» Aim of the task: Leave out the pictures and restate the rest of the data exactly.

-- Begin Supplied data --

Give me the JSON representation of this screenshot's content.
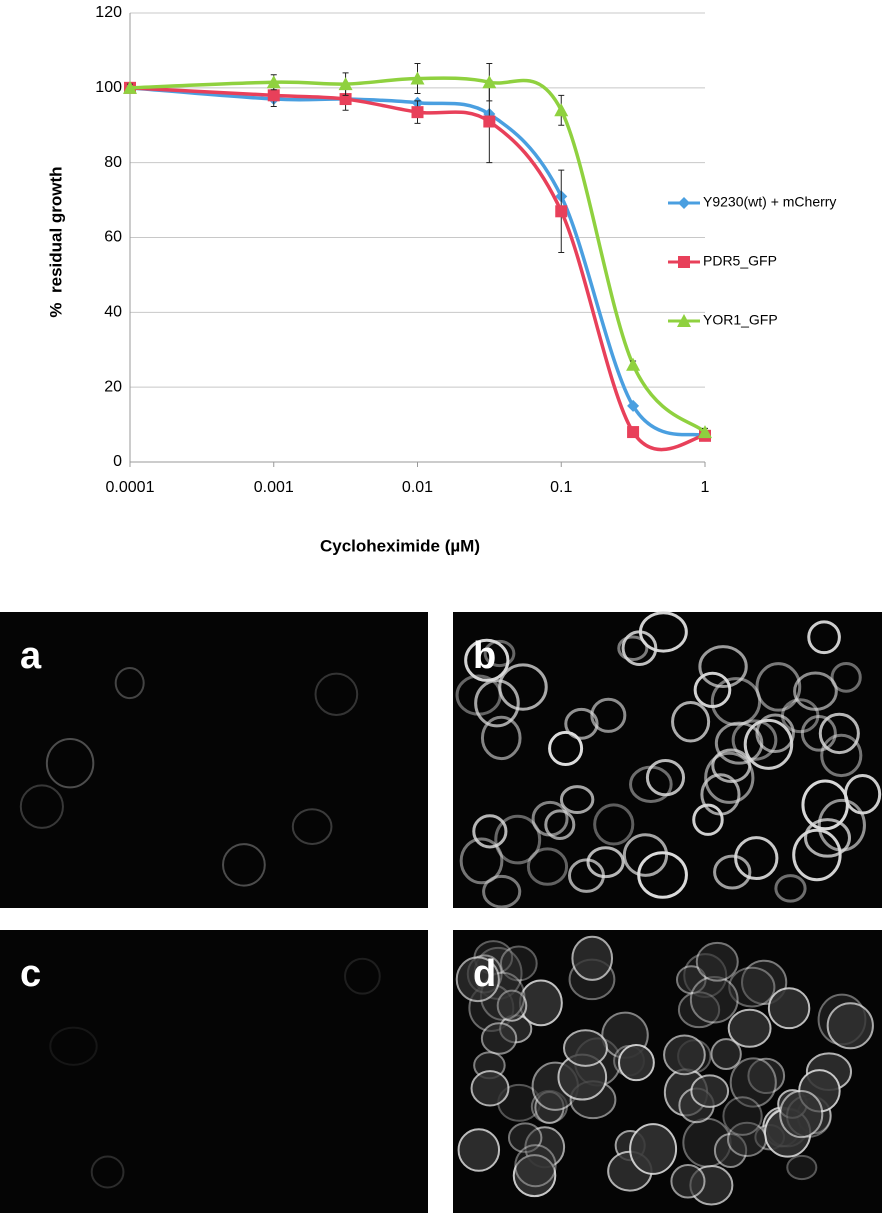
{
  "chart_data": {
    "type": "line",
    "x": [
      0.0001,
      0.001,
      0.00316,
      0.01,
      0.0316,
      0.1,
      0.316,
      1
    ],
    "xlim": [
      0.0001,
      1
    ],
    "xticks": [
      0.0001,
      0.001,
      0.01,
      0.1,
      1
    ],
    "xscale": "log",
    "ylim": [
      0,
      120
    ],
    "yticks": [
      0,
      20,
      40,
      60,
      80,
      100,
      120
    ],
    "grid": true,
    "xlabel": "Cycloheximide (µM)",
    "ylabel": "%  residual growth",
    "legend": "right",
    "series": [
      {
        "name": "Y9230(wt) + mCherry",
        "color": "#4a9fe0",
        "marker": "diamond",
        "values": [
          100,
          97,
          97,
          96,
          93,
          71,
          15,
          7
        ]
      },
      {
        "name": "PDR5_GFP",
        "color": "#e8405a",
        "marker": "square",
        "values": [
          100,
          98,
          97,
          93.5,
          91,
          67,
          8,
          7
        ],
        "errors": [
          1,
          3,
          3,
          3,
          11,
          11,
          1,
          1
        ]
      },
      {
        "name": "YOR1_GFP",
        "color": "#8fd13f",
        "marker": "triangle",
        "values": [
          100,
          101.5,
          101,
          102.5,
          101.5,
          94,
          26,
          8
        ],
        "errors": [
          1,
          2,
          3,
          4,
          5,
          4,
          1,
          1
        ]
      }
    ]
  },
  "panels": [
    {
      "label": "a"
    },
    {
      "label": "b"
    },
    {
      "label": "c"
    },
    {
      "label": "d"
    }
  ]
}
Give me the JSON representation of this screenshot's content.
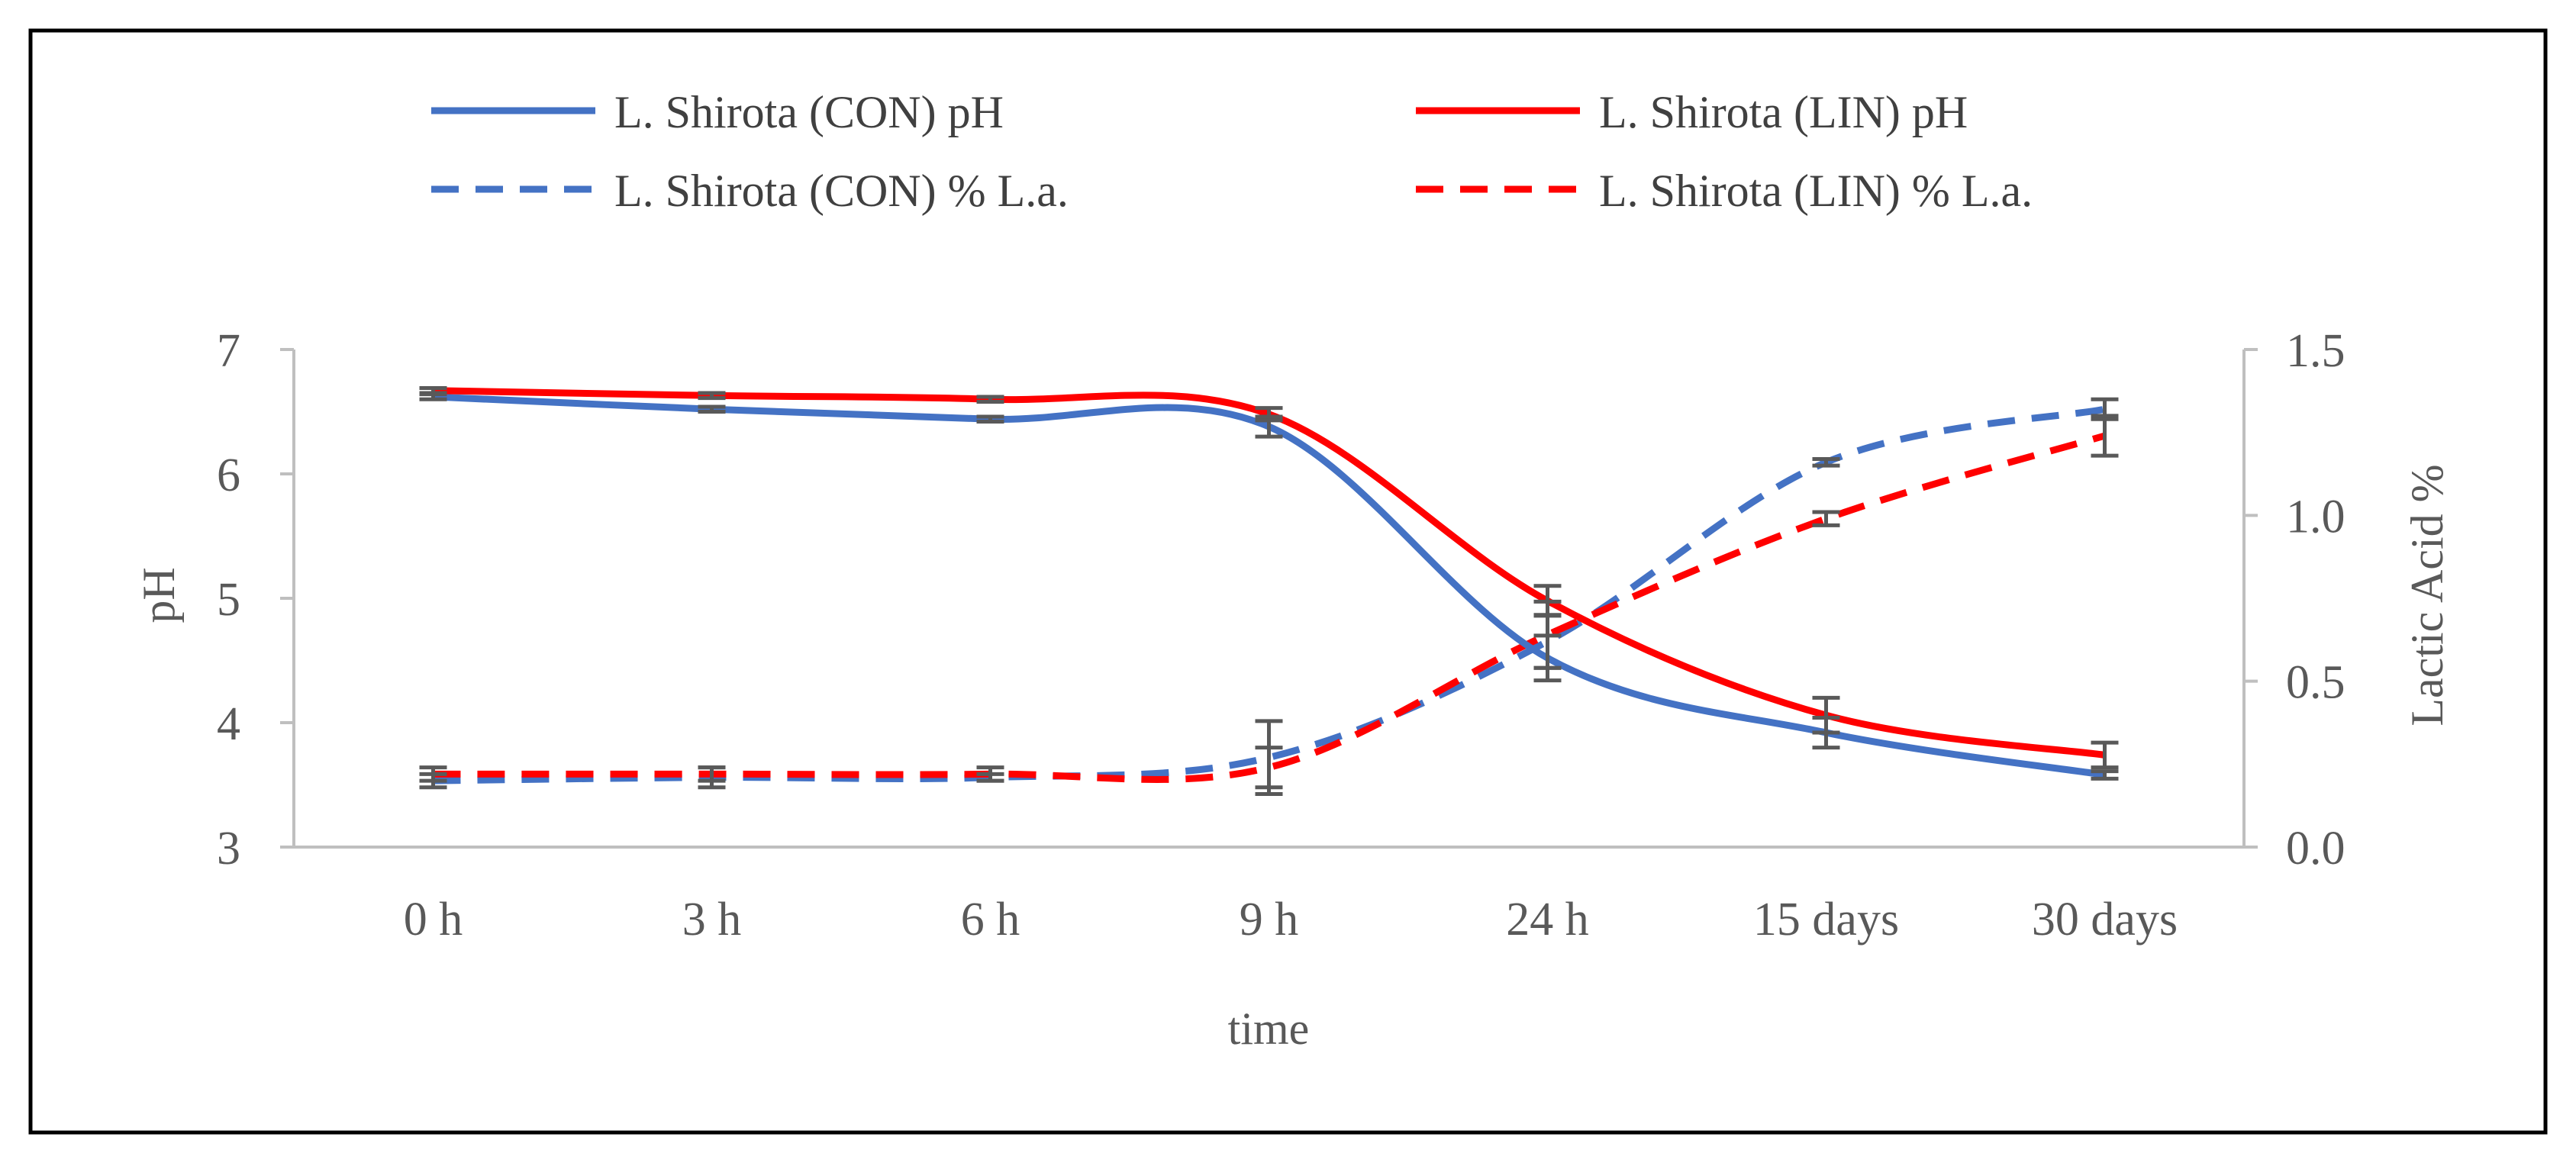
{
  "chart_data": {
    "type": "line",
    "title": "",
    "categories": [
      "0 h",
      "3 h",
      "6 h",
      "9 h",
      "24 h",
      "15 days",
      "30 days"
    ],
    "xlabel": "time",
    "ylabel": "pH",
    "y2label": "Lactic Acid %",
    "ylim": [
      3,
      7
    ],
    "yticks": [
      "3",
      "4",
      "5",
      "6",
      "7"
    ],
    "y2lim": [
      0,
      1.5
    ],
    "y2ticks": [
      "0.0",
      "0.5",
      "1.0",
      "1.5"
    ],
    "grid": false,
    "legend_position": "top",
    "series": [
      {
        "name": "L. Shirota (CON) pH",
        "axis": "left",
        "color": "#4472C4",
        "dash": false,
        "values": [
          6.62,
          6.52,
          6.44,
          6.38,
          4.52,
          3.92,
          3.58
        ],
        "errors": [
          0.02,
          0.02,
          0.02,
          0.08,
          0.18,
          0.12,
          0.03
        ]
      },
      {
        "name": "L. Shirota (LIN) pH",
        "axis": "left",
        "color": "#FF0000",
        "dash": false,
        "values": [
          6.67,
          6.63,
          6.6,
          6.48,
          4.98,
          4.06,
          3.74
        ],
        "errors": [
          0.02,
          0.02,
          0.02,
          0.05,
          0.12,
          0.14,
          0.1
        ]
      },
      {
        "name": "L. Shirota (CON) % L.a.",
        "axis": "right",
        "color": "#4472C4",
        "dash": true,
        "values": [
          0.2,
          0.21,
          0.21,
          0.27,
          0.62,
          1.16,
          1.32
        ],
        "errors": [
          0.02,
          0.03,
          0.01,
          0.11,
          0.08,
          0.01,
          0.03
        ]
      },
      {
        "name": "L. Shirota (LIN) % L.a.",
        "axis": "right",
        "color": "#FF0000",
        "dash": true,
        "values": [
          0.22,
          0.22,
          0.22,
          0.24,
          0.64,
          0.99,
          1.24
        ],
        "errors": [
          0.02,
          0.02,
          0.02,
          0.06,
          0.1,
          0.02,
          0.06
        ]
      }
    ]
  }
}
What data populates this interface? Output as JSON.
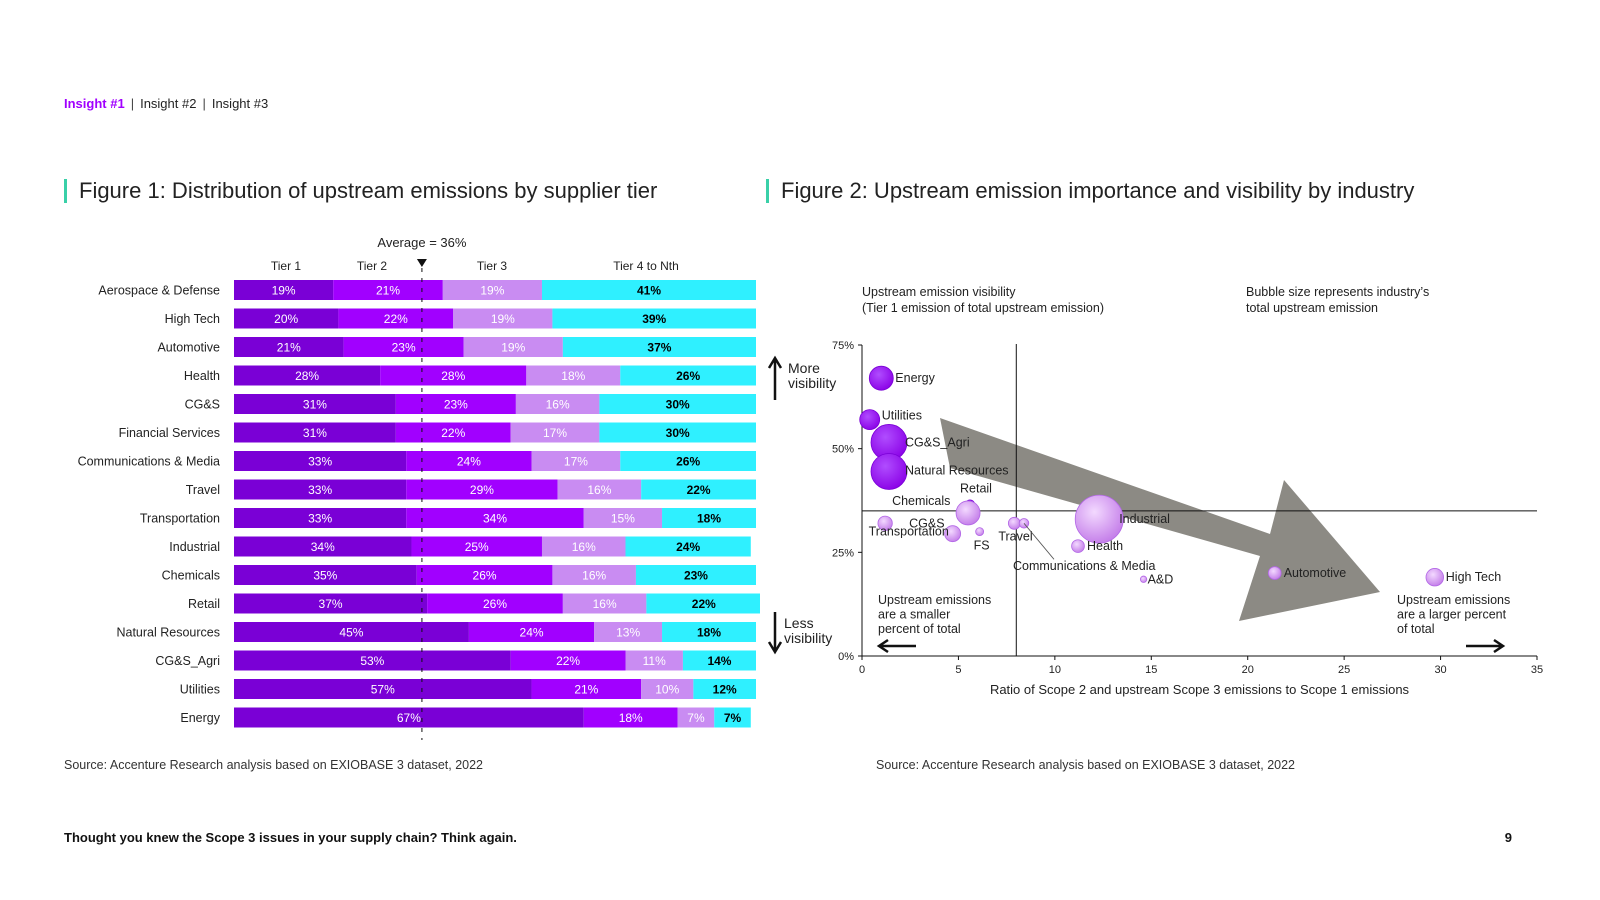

-- End Supplied data --

» Answer to the exercise:
Give me the JSON representation of this screenshot's content.
{
  "chart_data": {
    "type": "line",
    "x": [
      0.0001,
      0.001,
      0.00316,
      0.01,
      0.0316,
      0.1,
      0.316,
      1
    ],
    "xlim": [
      0.0001,
      1
    ],
    "xticks": [
      0.0001,
      0.001,
      0.01,
      0.1,
      1
    ],
    "xscale": "log",
    "ylim": [
      0,
      120
    ],
    "yticks": [
      0,
      20,
      40,
      60,
      80,
      100,
      120
    ],
    "grid": true,
    "xlabel": "Cycloheximide (µM)",
    "ylabel": "%  residual growth",
    "legend": "right",
    "series": [
      {
        "name": "Y9230(wt) + mCherry",
        "color": "#4a9fe0",
        "marker": "diamond",
        "values": [
          100,
          97,
          97,
          96,
          93,
          71,
          15,
          7
        ]
      },
      {
        "name": "PDR5_GFP",
        "color": "#e8405a",
        "marker": "square",
        "values": [
          100,
          98,
          97,
          93.5,
          91,
          67,
          8,
          7
        ],
        "errors": [
          1,
          3,
          3,
          3,
          11,
          11,
          1,
          1
        ]
      },
      {
        "name": "YOR1_GFP",
        "color": "#8fd13f",
        "marker": "triangle",
        "values": [
          100,
          101.5,
          101,
          102.5,
          101.5,
          94,
          26,
          8
        ],
        "errors": [
          1,
          2,
          3,
          4,
          5,
          4,
          1,
          1
        ]
      }
    ]
  },
  "panels": [
    {
      "label": "a"
    },
    {
      "label": "b"
    },
    {
      "label": "c"
    },
    {
      "label": "d"
    }
  ]
}
Give me the JSON representation of this screenshot's content.
{
  "chart_data": {
    "type": "line",
    "title": "",
    "categories": [
      "0 h",
      "3 h",
      "6 h",
      "9 h",
      "24 h",
      "15 days",
      "30 days"
    ],
    "xlabel": "time",
    "ylabel": "pH",
    "y2label": "Lactic Acid %",
    "ylim": [
      3,
      7
    ],
    "yticks": [
      "3",
      "4",
      "5",
      "6",
      "7"
    ],
    "y2lim": [
      0,
      1.5
    ],
    "y2ticks": [
      "0.0",
      "0.5",
      "1.0",
      "1.5"
    ],
    "grid": false,
    "legend_position": "top",
    "series": [
      {
        "name": "L. Shirota (CON) pH",
        "axis": "left",
        "color": "#4472C4",
        "dash": false,
        "values": [
          6.62,
          6.52,
          6.44,
          6.38,
          4.52,
          3.92,
          3.58
        ],
        "errors": [
          0.02,
          0.02,
          0.02,
          0.08,
          0.18,
          0.12,
          0.03
        ]
      },
      {
        "name": "L. Shirota (LIN) pH",
        "axis": "left",
        "color": "#FF0000",
        "dash": false,
        "values": [
          6.67,
          6.63,
          6.6,
          6.48,
          4.98,
          4.06,
          3.74
        ],
        "errors": [
          0.02,
          0.02,
          0.02,
          0.05,
          0.12,
          0.14,
          0.1
        ]
      },
      {
        "name": "L. Shirota (CON) % L.a.",
        "axis": "right",
        "color": "#4472C4",
        "dash": true,
        "values": [
          0.2,
          0.21,
          0.21,
          0.27,
          0.62,
          1.16,
          1.32
        ],
        "errors": [
          0.02,
          0.03,
          0.01,
          0.11,
          0.08,
          0.01,
          0.03
        ]
      },
      {
        "name": "L. Shirota (LIN) % L.a.",
        "axis": "right",
        "color": "#FF0000",
        "dash": true,
        "values": [
          0.22,
          0.22,
          0.22,
          0.24,
          0.64,
          0.99,
          1.24
        ],
        "errors": [
          0.02,
          0.02,
          0.02,
          0.06,
          0.1,
          0.02,
          0.06
        ]
      }
    ]
  }
}
What data populates this interface? Output as JSON.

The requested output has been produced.